• Written exercise: Records follow. Pull out every line that contains "ligne".

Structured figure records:
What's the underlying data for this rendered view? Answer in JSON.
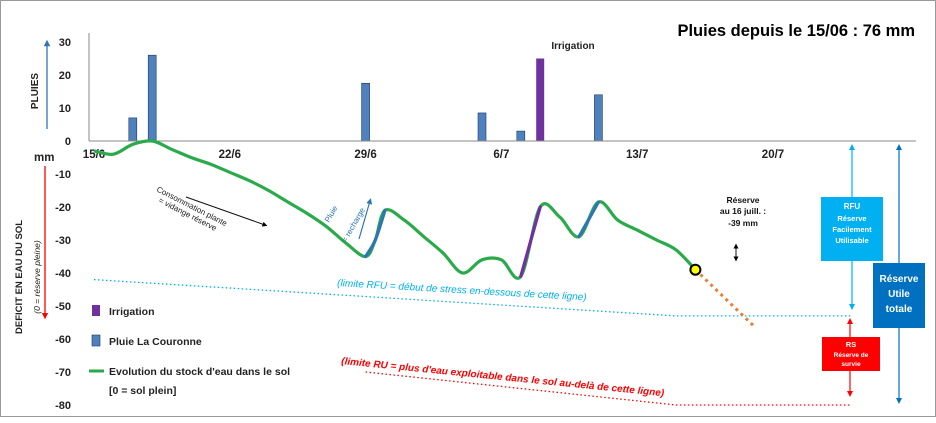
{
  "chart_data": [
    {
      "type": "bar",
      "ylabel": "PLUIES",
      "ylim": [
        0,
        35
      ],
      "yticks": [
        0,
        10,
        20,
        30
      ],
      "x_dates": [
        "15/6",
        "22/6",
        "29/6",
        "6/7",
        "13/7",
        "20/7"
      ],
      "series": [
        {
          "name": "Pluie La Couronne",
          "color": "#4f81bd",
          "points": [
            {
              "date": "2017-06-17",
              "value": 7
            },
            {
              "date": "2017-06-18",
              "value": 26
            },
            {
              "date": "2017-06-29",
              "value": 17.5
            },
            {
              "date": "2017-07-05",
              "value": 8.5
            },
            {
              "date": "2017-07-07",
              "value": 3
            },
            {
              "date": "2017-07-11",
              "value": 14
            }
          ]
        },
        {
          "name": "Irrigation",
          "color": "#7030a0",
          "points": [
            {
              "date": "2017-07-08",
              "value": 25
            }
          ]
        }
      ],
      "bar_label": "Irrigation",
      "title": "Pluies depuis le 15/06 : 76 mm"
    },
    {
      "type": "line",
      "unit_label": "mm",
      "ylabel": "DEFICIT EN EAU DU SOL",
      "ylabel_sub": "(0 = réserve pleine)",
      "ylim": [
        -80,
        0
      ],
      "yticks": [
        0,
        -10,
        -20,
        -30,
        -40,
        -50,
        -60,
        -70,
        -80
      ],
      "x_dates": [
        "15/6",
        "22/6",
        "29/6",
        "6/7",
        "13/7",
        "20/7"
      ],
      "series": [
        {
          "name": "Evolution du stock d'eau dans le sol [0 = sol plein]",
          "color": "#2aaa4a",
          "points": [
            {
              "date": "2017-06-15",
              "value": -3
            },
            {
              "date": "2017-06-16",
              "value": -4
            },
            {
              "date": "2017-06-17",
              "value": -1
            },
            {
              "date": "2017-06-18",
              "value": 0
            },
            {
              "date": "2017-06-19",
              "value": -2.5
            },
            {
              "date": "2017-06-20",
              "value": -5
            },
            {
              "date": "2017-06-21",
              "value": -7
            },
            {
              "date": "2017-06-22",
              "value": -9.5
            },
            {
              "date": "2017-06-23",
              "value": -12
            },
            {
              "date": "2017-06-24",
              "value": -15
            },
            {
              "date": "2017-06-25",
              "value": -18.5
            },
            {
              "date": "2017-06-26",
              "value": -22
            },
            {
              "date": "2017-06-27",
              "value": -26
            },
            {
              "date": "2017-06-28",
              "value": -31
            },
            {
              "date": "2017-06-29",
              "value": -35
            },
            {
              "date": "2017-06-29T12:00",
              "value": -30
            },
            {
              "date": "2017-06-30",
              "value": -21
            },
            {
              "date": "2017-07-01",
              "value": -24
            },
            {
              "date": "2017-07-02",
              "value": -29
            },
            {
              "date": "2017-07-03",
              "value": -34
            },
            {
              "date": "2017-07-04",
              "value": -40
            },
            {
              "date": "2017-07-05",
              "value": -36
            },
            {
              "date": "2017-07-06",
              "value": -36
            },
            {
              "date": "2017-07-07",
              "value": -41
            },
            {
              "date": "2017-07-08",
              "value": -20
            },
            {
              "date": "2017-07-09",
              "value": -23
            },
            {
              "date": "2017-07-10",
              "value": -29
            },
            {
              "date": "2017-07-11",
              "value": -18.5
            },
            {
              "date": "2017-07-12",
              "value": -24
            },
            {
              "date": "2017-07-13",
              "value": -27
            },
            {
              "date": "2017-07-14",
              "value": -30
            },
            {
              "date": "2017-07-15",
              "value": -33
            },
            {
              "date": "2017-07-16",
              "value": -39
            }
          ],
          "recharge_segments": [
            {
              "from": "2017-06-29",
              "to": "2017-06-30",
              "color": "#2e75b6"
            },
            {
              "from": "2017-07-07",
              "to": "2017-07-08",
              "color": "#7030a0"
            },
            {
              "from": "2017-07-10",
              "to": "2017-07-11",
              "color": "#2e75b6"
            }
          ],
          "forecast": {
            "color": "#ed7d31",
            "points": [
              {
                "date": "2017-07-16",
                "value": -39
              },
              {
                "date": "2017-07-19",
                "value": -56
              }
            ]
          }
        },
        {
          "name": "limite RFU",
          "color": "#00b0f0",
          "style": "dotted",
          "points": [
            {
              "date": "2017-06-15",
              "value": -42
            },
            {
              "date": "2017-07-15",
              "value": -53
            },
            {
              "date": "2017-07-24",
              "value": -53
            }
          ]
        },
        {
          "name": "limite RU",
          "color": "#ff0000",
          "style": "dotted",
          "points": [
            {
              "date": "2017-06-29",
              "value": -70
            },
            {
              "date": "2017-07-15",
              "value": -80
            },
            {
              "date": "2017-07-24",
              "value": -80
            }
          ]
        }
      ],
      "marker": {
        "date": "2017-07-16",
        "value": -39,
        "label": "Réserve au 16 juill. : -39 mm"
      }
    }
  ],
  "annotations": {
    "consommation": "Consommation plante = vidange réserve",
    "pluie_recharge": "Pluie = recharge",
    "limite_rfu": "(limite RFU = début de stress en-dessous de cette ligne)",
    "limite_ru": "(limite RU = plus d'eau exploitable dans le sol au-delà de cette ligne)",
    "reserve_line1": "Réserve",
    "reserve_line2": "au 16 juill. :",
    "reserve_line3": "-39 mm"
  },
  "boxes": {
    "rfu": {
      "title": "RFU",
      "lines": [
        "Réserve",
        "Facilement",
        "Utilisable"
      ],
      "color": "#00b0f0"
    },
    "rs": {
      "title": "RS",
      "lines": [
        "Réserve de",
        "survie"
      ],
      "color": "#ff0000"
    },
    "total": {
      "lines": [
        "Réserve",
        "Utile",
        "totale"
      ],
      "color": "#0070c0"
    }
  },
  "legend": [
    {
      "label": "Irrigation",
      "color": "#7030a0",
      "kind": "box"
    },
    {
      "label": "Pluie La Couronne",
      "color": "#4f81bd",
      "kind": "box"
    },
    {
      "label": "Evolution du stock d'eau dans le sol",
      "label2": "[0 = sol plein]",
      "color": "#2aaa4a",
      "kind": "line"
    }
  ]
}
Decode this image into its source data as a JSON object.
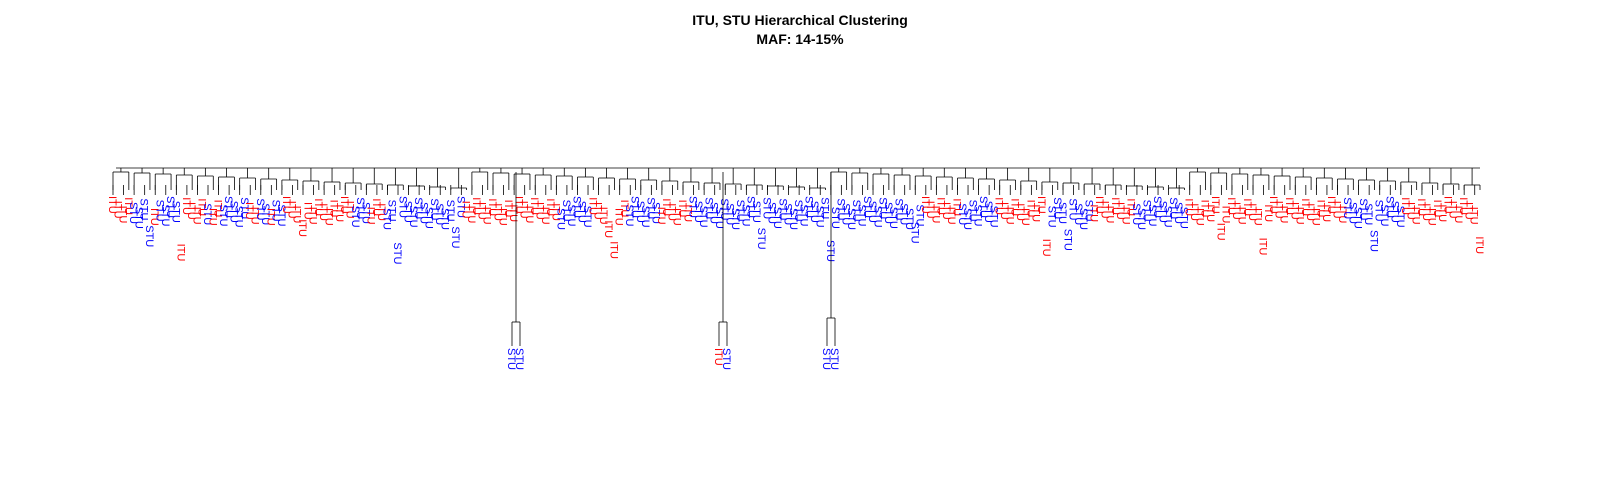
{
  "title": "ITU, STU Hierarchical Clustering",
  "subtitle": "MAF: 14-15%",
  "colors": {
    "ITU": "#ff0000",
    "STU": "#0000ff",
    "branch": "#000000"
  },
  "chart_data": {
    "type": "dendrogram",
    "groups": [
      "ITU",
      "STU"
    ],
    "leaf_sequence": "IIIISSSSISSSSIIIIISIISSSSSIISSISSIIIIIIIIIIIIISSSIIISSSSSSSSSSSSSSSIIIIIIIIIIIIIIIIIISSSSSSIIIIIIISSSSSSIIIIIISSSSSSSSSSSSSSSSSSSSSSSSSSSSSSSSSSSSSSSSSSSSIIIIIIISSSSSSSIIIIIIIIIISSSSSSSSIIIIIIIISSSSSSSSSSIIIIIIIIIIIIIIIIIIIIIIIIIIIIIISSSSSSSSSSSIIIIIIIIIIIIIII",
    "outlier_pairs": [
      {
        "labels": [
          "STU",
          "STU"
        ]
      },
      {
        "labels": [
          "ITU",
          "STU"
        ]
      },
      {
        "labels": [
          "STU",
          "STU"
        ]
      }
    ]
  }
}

• Response below:
    "limite_rfu": "(limite RFU = début de stress en-dessous de cette ligne)",
    "limite_ru": "(limite RU = plus d'eau exploitable dans le sol au-delà de cette ligne)",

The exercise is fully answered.